• _Given exercise_:
Pictures do not belong in the copy. Return all of the entries exactly.

%%

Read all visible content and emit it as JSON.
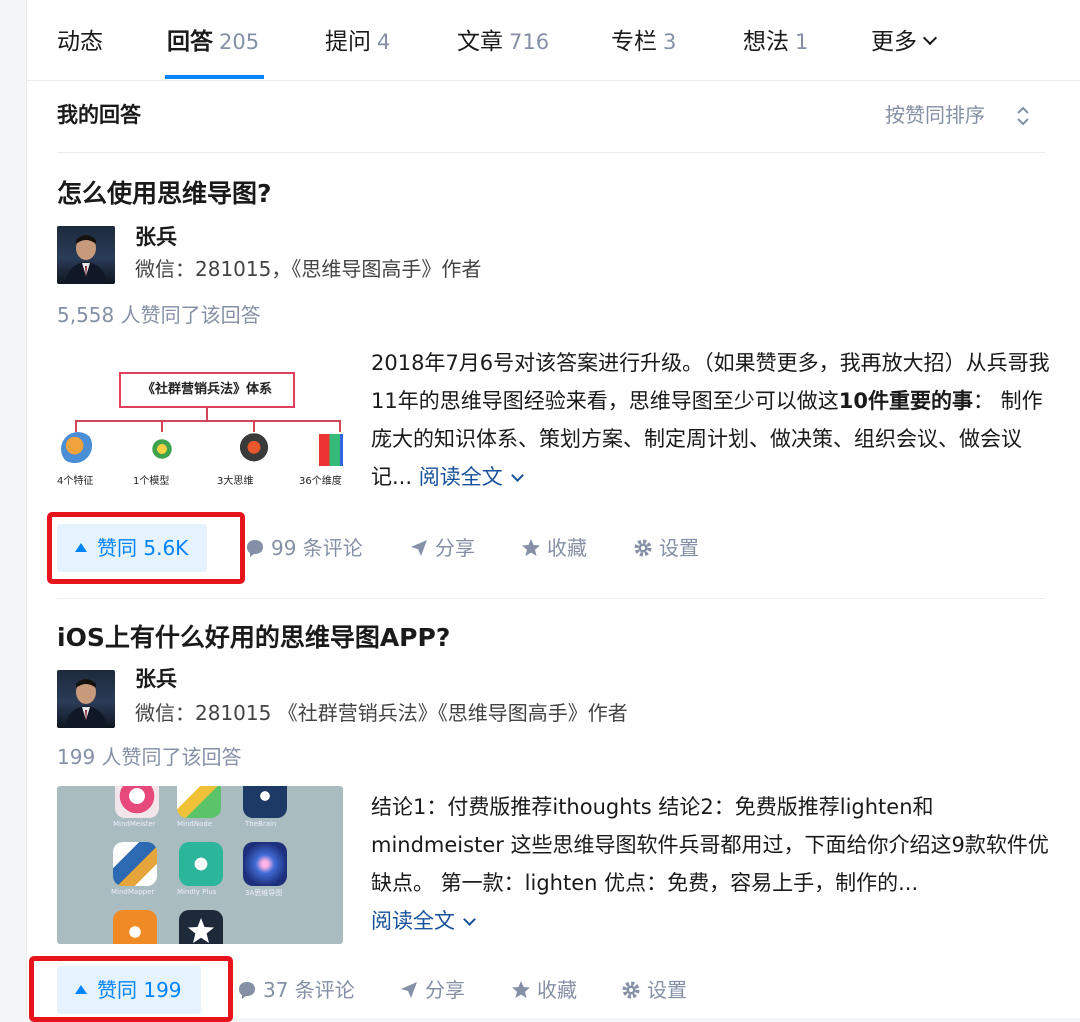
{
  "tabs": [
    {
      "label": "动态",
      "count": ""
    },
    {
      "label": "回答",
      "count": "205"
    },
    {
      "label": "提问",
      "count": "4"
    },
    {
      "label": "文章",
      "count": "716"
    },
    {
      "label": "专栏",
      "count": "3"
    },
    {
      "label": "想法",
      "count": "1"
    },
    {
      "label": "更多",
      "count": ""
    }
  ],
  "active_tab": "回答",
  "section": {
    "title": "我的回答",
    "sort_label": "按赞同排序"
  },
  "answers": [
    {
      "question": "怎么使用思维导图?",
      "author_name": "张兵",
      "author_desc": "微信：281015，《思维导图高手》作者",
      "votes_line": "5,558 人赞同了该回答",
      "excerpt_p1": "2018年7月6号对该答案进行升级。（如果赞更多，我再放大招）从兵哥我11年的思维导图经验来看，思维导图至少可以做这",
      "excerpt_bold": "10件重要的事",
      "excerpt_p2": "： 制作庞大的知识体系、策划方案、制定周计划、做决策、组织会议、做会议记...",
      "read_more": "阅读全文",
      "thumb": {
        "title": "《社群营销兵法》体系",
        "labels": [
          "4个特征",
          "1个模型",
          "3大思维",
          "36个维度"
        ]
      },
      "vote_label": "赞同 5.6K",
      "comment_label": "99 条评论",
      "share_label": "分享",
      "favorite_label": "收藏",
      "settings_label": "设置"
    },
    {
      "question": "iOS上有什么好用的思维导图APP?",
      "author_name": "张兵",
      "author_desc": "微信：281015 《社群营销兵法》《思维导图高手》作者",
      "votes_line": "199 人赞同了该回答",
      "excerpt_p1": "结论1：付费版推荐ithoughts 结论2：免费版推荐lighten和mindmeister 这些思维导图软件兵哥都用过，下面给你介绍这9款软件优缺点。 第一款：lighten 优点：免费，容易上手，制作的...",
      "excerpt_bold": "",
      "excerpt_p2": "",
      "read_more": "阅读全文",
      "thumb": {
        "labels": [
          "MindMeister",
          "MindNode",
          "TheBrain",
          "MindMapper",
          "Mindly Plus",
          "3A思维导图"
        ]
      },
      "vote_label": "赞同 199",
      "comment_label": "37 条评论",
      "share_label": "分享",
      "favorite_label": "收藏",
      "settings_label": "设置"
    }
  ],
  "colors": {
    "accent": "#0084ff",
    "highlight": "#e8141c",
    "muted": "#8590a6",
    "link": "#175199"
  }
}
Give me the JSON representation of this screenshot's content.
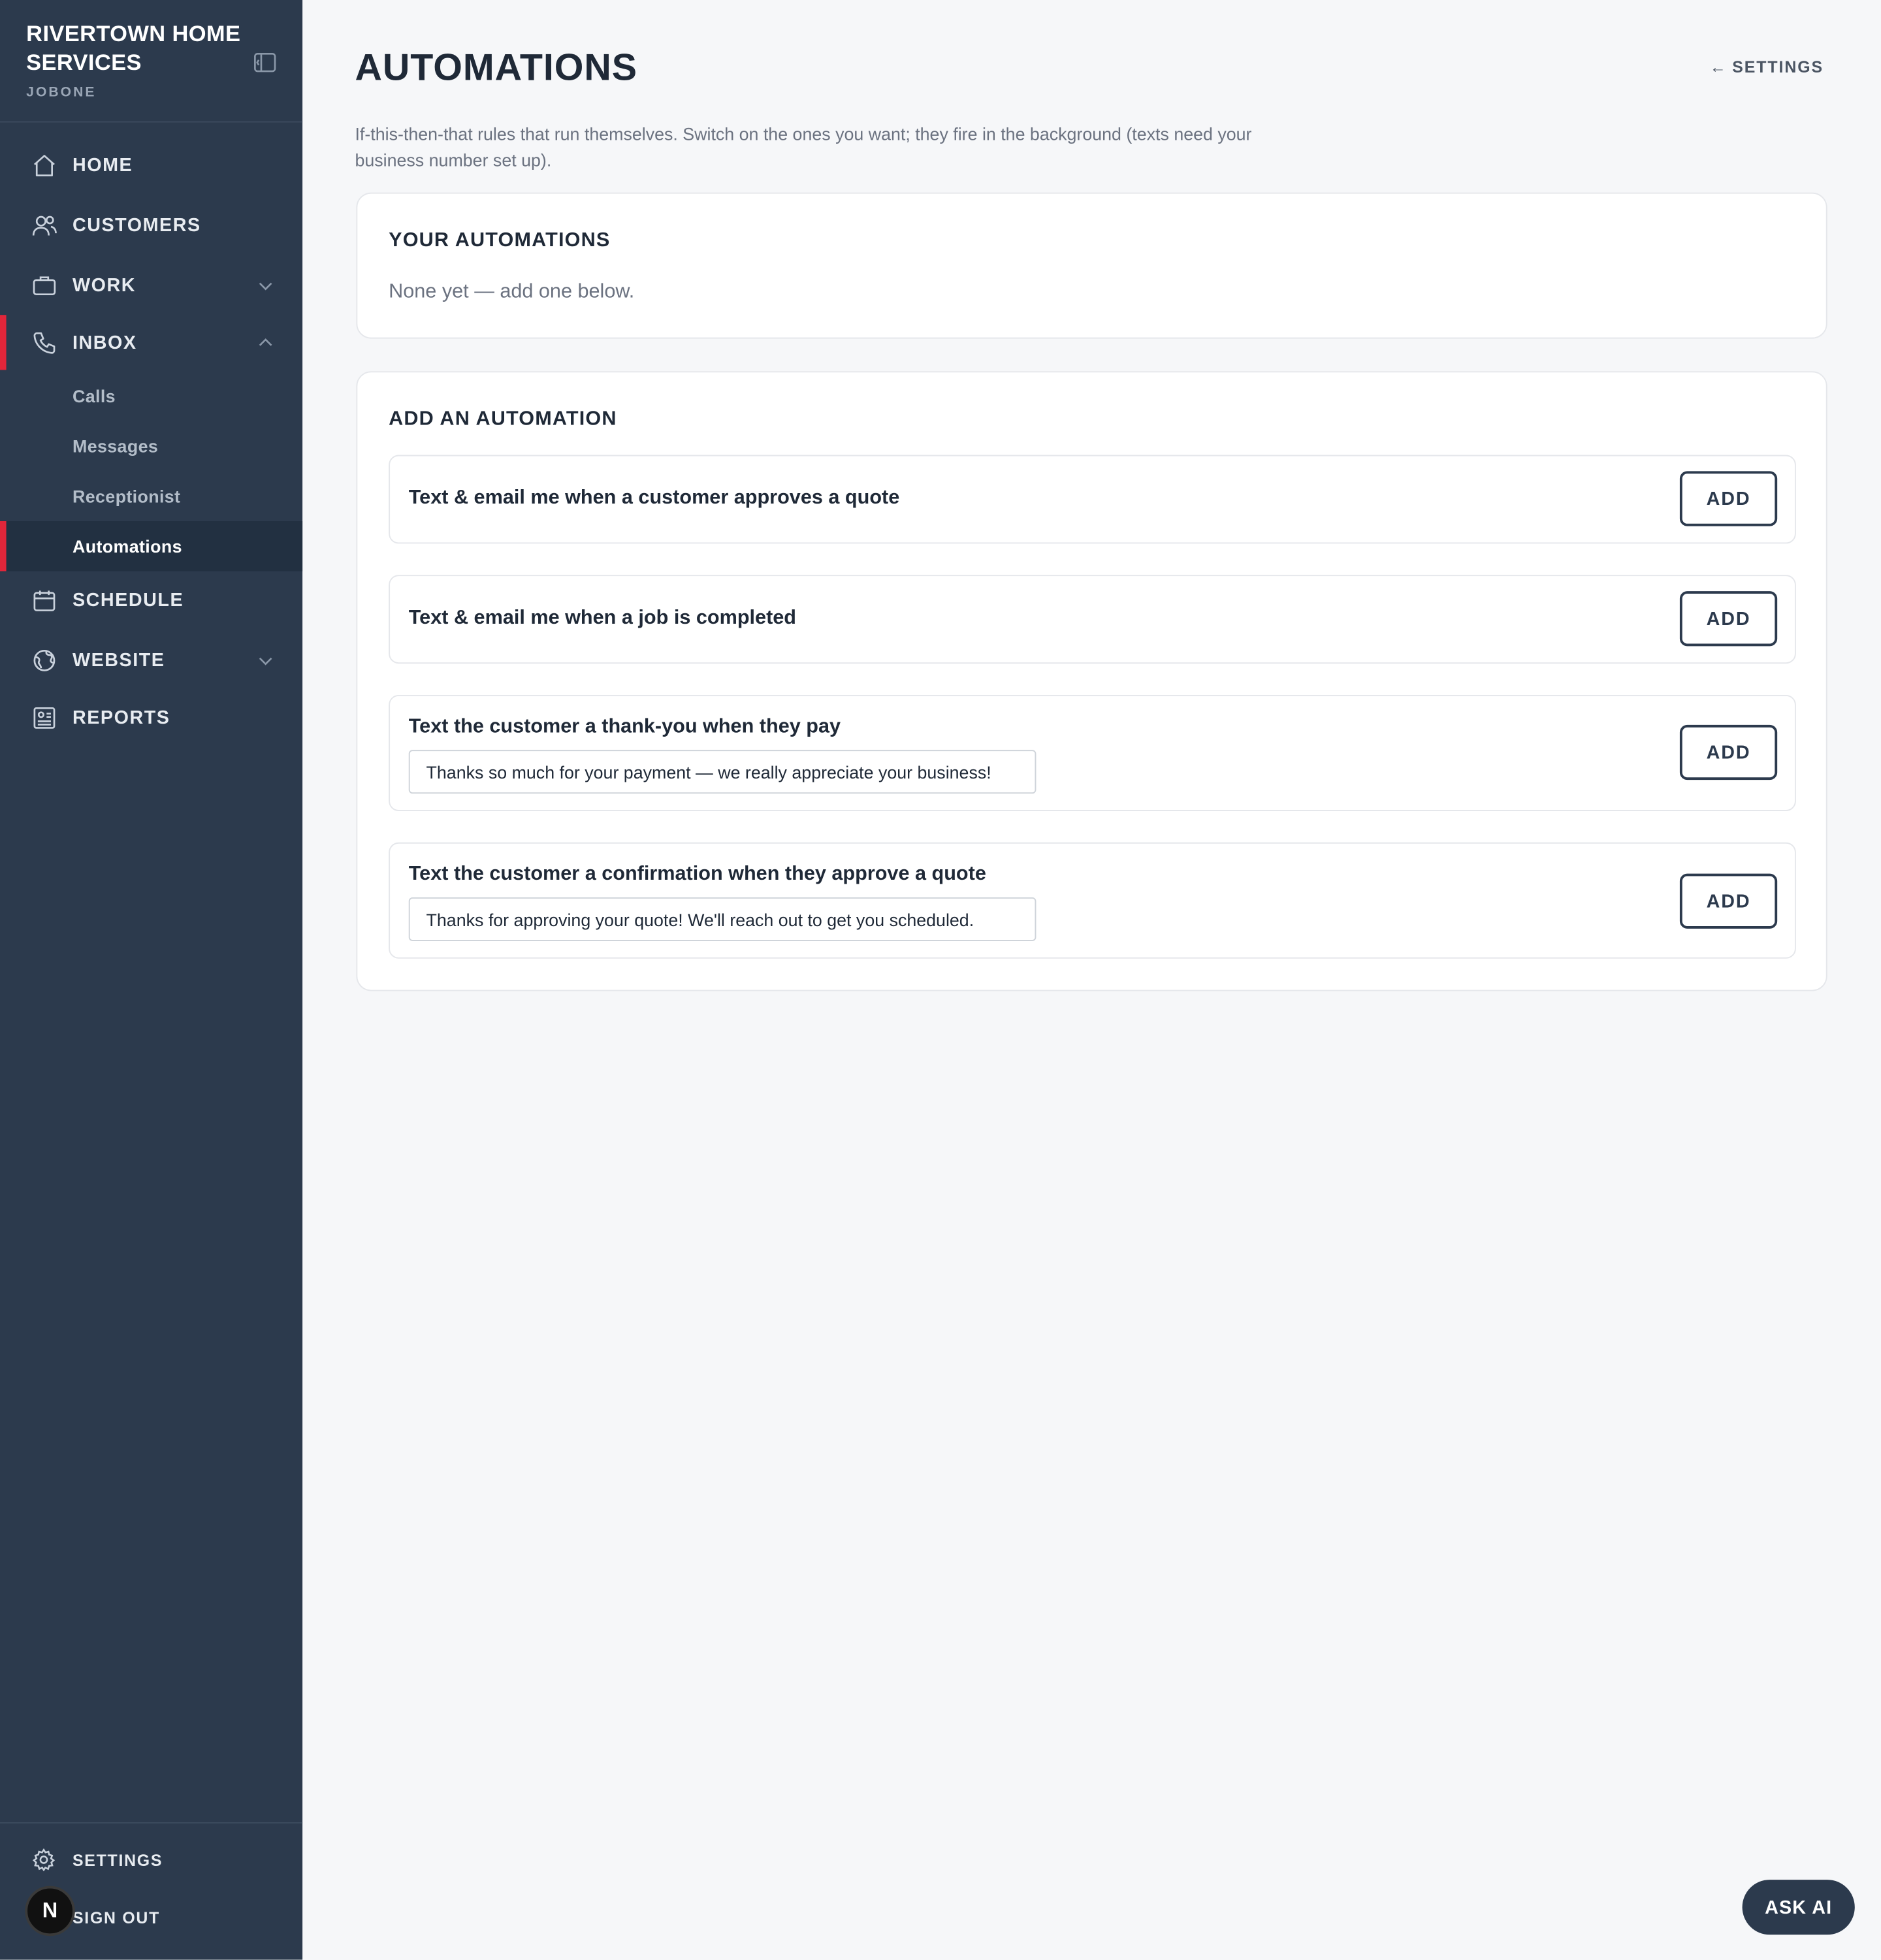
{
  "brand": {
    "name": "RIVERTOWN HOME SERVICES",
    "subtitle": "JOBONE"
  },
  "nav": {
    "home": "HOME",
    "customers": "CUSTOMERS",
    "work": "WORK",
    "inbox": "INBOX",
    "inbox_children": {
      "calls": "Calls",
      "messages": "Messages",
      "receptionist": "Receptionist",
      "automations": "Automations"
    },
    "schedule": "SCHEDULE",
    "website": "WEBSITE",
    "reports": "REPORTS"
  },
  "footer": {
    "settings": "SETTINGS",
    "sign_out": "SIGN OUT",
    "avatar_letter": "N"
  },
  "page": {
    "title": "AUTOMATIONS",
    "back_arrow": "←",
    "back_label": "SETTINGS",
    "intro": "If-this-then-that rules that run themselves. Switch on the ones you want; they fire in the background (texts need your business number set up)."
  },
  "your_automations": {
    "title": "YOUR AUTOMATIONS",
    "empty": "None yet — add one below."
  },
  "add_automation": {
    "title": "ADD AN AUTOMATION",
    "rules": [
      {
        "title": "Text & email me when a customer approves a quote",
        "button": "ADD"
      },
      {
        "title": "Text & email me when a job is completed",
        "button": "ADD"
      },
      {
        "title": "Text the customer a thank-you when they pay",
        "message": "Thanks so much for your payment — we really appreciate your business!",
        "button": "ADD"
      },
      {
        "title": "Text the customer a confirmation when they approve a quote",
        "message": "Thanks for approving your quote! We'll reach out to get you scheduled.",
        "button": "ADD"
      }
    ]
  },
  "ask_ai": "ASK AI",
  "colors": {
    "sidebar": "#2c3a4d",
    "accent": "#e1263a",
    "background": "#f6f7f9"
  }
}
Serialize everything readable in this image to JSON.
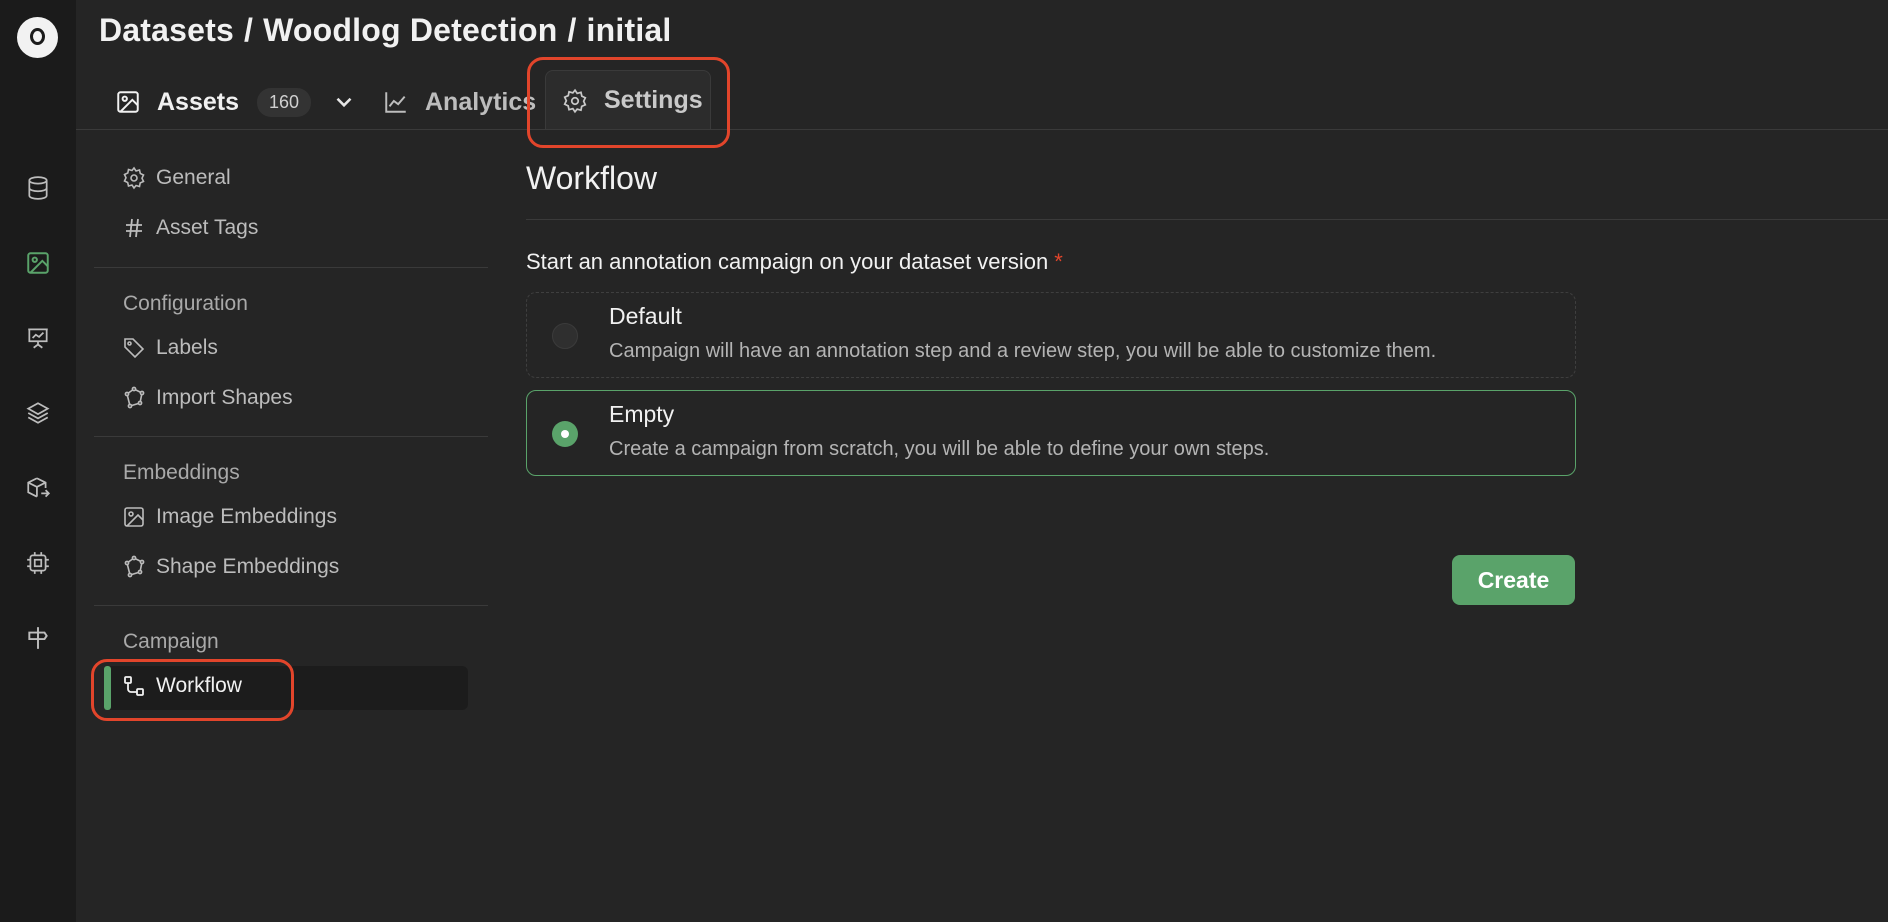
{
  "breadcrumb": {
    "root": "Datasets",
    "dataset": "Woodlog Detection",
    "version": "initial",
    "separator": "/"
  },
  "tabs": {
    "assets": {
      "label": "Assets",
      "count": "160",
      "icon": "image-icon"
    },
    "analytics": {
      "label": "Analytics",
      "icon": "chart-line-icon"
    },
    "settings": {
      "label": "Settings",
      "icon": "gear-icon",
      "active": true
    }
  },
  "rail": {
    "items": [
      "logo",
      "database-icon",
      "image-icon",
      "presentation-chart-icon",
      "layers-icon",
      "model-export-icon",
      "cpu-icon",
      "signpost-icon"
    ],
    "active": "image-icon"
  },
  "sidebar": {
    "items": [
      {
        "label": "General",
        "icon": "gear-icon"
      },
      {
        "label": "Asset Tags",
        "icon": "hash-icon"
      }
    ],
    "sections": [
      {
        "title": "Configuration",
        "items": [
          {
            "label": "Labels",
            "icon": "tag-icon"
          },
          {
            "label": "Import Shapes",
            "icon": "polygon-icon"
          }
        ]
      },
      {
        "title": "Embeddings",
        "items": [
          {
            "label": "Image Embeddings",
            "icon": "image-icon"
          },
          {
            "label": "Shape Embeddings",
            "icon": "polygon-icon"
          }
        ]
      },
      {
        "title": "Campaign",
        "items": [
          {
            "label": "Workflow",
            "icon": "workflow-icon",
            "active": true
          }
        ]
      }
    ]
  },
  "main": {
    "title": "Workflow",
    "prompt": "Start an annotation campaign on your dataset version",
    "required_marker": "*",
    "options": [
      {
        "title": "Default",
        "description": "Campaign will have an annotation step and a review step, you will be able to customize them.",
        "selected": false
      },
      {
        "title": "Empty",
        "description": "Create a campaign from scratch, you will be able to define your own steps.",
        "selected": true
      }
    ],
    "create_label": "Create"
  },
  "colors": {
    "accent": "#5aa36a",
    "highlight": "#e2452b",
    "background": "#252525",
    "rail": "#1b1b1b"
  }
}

%%

• _Exercise response_:
Read all visible content and emit it as JSON.
{
  "tabs": [
    {
      "label": "动态",
      "count": ""
    },
    {
      "label": "回答",
      "count": "205"
    },
    {
      "label": "提问",
      "count": "4"
    },
    {
      "label": "文章",
      "count": "716"
    },
    {
      "label": "专栏",
      "count": "3"
    },
    {
      "label": "想法",
      "count": "1"
    },
    {
      "label": "更多",
      "count": ""
    }
  ],
  "active_tab": "回答",
  "section": {
    "title": "我的回答",
    "sort_label": "按赞同排序"
  },
  "answers": [
    {
      "question": "怎么使用思维导图?",
      "author_name": "张兵",
      "author_desc": "微信：281015，《思维导图高手》作者",
      "votes_line": "5,558 人赞同了该回答",
      "excerpt_p1": "2018年7月6号对该答案进行升级。（如果赞更多，我再放大招）从兵哥我11年的思维导图经验来看，思维导图至少可以做这",
      "excerpt_bold": "10件重要的事",
      "excerpt_p2": "： 制作庞大的知识体系、策划方案、制定周计划、做决策、组织会议、做会议记...",
      "read_more": "阅读全文",
      "thumb": {
        "title": "《社群营销兵法》体系",
        "labels": [
          "4个特征",
          "1个模型",
          "3大思维",
          "36个维度"
        ]
      },
      "vote_label": "赞同 5.6K",
      "comment_label": "99 条评论",
      "share_label": "分享",
      "favorite_label": "收藏",
      "settings_label": "设置"
    },
    {
      "question": "iOS上有什么好用的思维导图APP?",
      "author_name": "张兵",
      "author_desc": "微信：281015 《社群营销兵法》《思维导图高手》作者",
      "votes_line": "199 人赞同了该回答",
      "excerpt_p1": "结论1：付费版推荐ithoughts 结论2：免费版推荐lighten和mindmeister 这些思维导图软件兵哥都用过，下面给你介绍这9款软件优缺点。 第一款：lighten 优点：免费，容易上手，制作的...",
      "excerpt_bold": "",
      "excerpt_p2": "",
      "read_more": "阅读全文",
      "thumb": {
        "labels": [
          "MindMeister",
          "MindNode",
          "TheBrain",
          "MindMapper",
          "Mindly Plus",
          "3A思维导图"
        ]
      },
      "vote_label": "赞同 199",
      "comment_label": "37 条评论",
      "share_label": "分享",
      "favorite_label": "收藏",
      "settings_label": "设置"
    }
  ],
  "colors": {
    "accent": "#0084ff",
    "highlight": "#e8141c",
    "muted": "#8590a6",
    "link": "#175199"
  }
}
Give me the JSON representation of this screenshot's content.
{
  "brand": {
    "name": "RIVERTOWN HOME SERVICES",
    "subtitle": "JOBONE"
  },
  "nav": {
    "home": "HOME",
    "customers": "CUSTOMERS",
    "work": "WORK",
    "inbox": "INBOX",
    "inbox_children": {
      "calls": "Calls",
      "messages": "Messages",
      "receptionist": "Receptionist",
      "automations": "Automations"
    },
    "schedule": "SCHEDULE",
    "website": "WEBSITE",
    "reports": "REPORTS"
  },
  "footer": {
    "settings": "SETTINGS",
    "sign_out": "SIGN OUT",
    "avatar_letter": "N"
  },
  "page": {
    "title": "AUTOMATIONS",
    "back_arrow": "←",
    "back_label": "SETTINGS",
    "intro": "If-this-then-that rules that run themselves. Switch on the ones you want; they fire in the background (texts need your business number set up)."
  },
  "your_automations": {
    "title": "YOUR AUTOMATIONS",
    "empty": "None yet — add one below."
  },
  "add_automation": {
    "title": "ADD AN AUTOMATION",
    "rules": [
      {
        "title": "Text & email me when a customer approves a quote",
        "button": "ADD"
      },
      {
        "title": "Text & email me when a job is completed",
        "button": "ADD"
      },
      {
        "title": "Text the customer a thank-you when they pay",
        "message": "Thanks so much for your payment — we really appreciate your business!",
        "button": "ADD"
      },
      {
        "title": "Text the customer a confirmation when they approve a quote",
        "message": "Thanks for approving your quote! We'll reach out to get you scheduled.",
        "button": "ADD"
      }
    ]
  },
  "ask_ai": "ASK AI",
  "colors": {
    "sidebar": "#2c3a4d",
    "accent": "#e1263a",
    "background": "#f6f7f9"
  }
}
Serialize everything readable in this image to JSON.
{
  "breadcrumb": {
    "root": "Datasets",
    "dataset": "Woodlog Detection",
    "version": "initial",
    "separator": "/"
  },
  "tabs": {
    "assets": {
      "label": "Assets",
      "count": "160",
      "icon": "image-icon"
    },
    "analytics": {
      "label": "Analytics",
      "icon": "chart-line-icon"
    },
    "settings": {
      "label": "Settings",
      "icon": "gear-icon",
      "active": true
    }
  },
  "rail": {
    "items": [
      "logo",
      "database-icon",
      "image-icon",
      "presentation-chart-icon",
      "layers-icon",
      "model-export-icon",
      "cpu-icon",
      "signpost-icon"
    ],
    "active": "image-icon"
  },
  "sidebar": {
    "items": [
      {
        "label": "General",
        "icon": "gear-icon"
      },
      {
        "label": "Asset Tags",
        "icon": "hash-icon"
      }
    ],
    "sections": [
      {
        "title": "Configuration",
        "items": [
          {
            "label": "Labels",
            "icon": "tag-icon"
          },
          {
            "label": "Import Shapes",
            "icon": "polygon-icon"
          }
        ]
      },
      {
        "title": "Embeddings",
        "items": [
          {
            "label": "Image Embeddings",
            "icon": "image-icon"
          },
          {
            "label": "Shape Embeddings",
            "icon": "polygon-icon"
          }
        ]
      },
      {
        "title": "Campaign",
        "items": [
          {
            "label": "Workflow",
            "icon": "workflow-icon",
            "active": true
          }
        ]
      }
    ]
  },
  "main": {
    "title": "Workflow",
    "prompt": "Start an annotation campaign on your dataset version",
    "required_marker": "*",
    "options": [
      {
        "title": "Default",
        "description": "Campaign will have an annotation step and a review step, you will be able to customize them.",
        "selected": false
      },
      {
        "title": "Empty",
        "description": "Create a campaign from scratch, you will be able to define your own steps.",
        "selected": true
      }
    ],
    "create_label": "Create"
  },
  "colors": {
    "accent": "#5aa36a",
    "highlight": "#e2452b",
    "background": "#252525",
    "rail": "#1b1b1b"
  }
}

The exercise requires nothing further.